> **STATED EXERCISE A**:
Repeat word for word the part of the electric cable patent below, starting at "Description" and ending at "and other fields.".

> **DOCUMENT EXTRACT**:
ELECTRIC CABLE (EMBODIMENTS)

Abstract

The invention relates to the field of electrical engineering and can be used to transmit audio, video and digital signals and to connect acoustic systems to distribution amplifiers. The electric cable contains two current-carrying wires; a signal wire and a neutral wire. The wires are separated from each other by dielectric layers and screens of conductive material which cover the entire length of a current-carrying wire. In another embodiment of the electric cable, each screen is connected to a current-carrying wire via a resistor. In yet another embodiment of the cable, the resistor is shunted by a capacitor. The invention makes it possible to enhance the quality of electric signal transmission by neutralizing capacitance between the wires and also suppresses parasitic electrical oscillating processes and expands the bandwidth of the cable.

Description

The invention relates to the field of electrical engineering and can be used to transmit audio, video, and digital signals, and to connect acoustic systems to the distribution amplifiers, in radio engineering, electrical engineering and other fields.

It is known a screened two-wire cable wherein there are two current-carrying wires, namely, a signal wire and a neutral wire. The wires are placed in a common screen of a conductive material. Outside the cable, being the cable input side, the screen can be connected to the neutral current-carrying wire of the cable or to a signal source body. The electric field force lines are oriented between the signal wire and the neutral wire as well as between the signal wire and the screen. The external electric field is zero. Due to the availability of the electric field, which is distributed along the whole length of the cable, there is formed distributed capacitance between the signal wire and the neutral wire, and the capacitance between the signal wire and the screen.

It is also known a screened three-wire cable wherein there are three current-carrying wires, two of which are anti-phase signal wires and one wire is a neutral wire. The wires are arranged in a common screen of a conductive material. Outside the cable, being on the cable input side, the screen can be connected to the neutral current-carrying wire of the cable or to a signal source body. The electric field force lines are oriented between the signal wires, between the signal wires and the neutral wire as well as between the signal wires and the screen. The external electric field is zero. Due to the availability of the electric field, which is distributed along the whole length of the cable, there is formed distributed capacitance between the signal wire and the neutral wire, and the capacitance between the signal wire and the screen [Electric Cables, Wires, and Cords: Handbook/D. Bachelis, N. Belorussov, A. Saakian: Edited by N. Belorussov.—2nd Ed., Rev.—M. L. Gosenergo, 1963. Pages 58-118)].

> **DATA FOR THIS EXERCISE**:

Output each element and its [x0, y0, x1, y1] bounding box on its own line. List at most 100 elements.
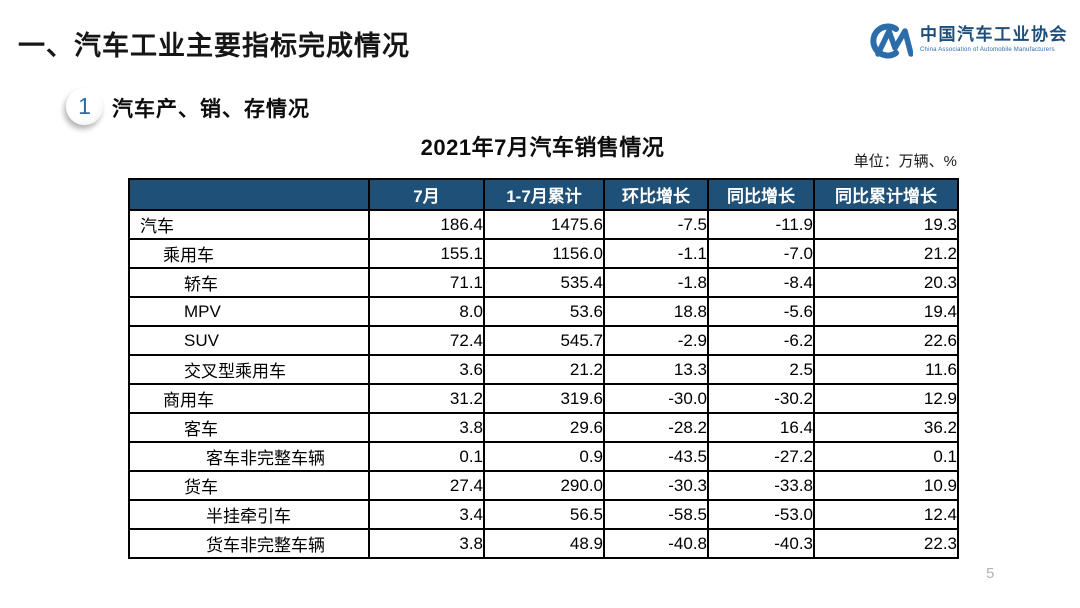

...

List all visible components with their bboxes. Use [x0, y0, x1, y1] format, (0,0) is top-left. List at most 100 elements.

==

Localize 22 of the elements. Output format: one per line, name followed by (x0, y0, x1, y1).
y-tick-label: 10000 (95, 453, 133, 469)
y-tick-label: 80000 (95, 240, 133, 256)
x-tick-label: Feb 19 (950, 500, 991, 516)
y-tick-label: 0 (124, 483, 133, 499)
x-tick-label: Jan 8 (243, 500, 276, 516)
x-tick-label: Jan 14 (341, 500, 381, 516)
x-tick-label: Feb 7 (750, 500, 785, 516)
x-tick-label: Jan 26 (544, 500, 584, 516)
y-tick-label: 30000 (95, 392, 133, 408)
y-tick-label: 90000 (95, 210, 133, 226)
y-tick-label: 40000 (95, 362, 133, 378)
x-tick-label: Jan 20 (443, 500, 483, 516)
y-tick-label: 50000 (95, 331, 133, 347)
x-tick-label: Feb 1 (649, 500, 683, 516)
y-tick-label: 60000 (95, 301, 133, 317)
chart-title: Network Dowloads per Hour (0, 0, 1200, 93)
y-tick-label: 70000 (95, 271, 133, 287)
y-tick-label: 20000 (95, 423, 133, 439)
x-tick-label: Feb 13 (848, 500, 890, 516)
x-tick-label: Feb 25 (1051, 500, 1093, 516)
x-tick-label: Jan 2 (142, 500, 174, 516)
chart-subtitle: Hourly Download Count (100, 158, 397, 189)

> **STATED EXERCISE B**:
Reproduce the lines of the records above without any changes, starting at the line that contains "Localize 22 of" and ending at the line that contains "y-tick-label: 0 (124, 483, 133, 499)", with both of those lines included.

> **WRITTEN REPLY A**:
Description

The invention relates to the field of electrical engineering and can be used to transmit audio, video, and digital signals, and to connect acoustic systems to the distribution amplifiers, in radio engineering, electrical engineering and other fields.

> **WRITTEN REPLY B**:
Localize 22 of the elements. Output format: one per line, name followed by (x0, y0, x1, y1).
y-tick-label: 10000 (95, 453, 133, 469)
y-tick-label: 80000 (95, 240, 133, 256)
x-tick-label: Feb 19 (950, 500, 991, 516)
y-tick-label: 0 (124, 483, 133, 499)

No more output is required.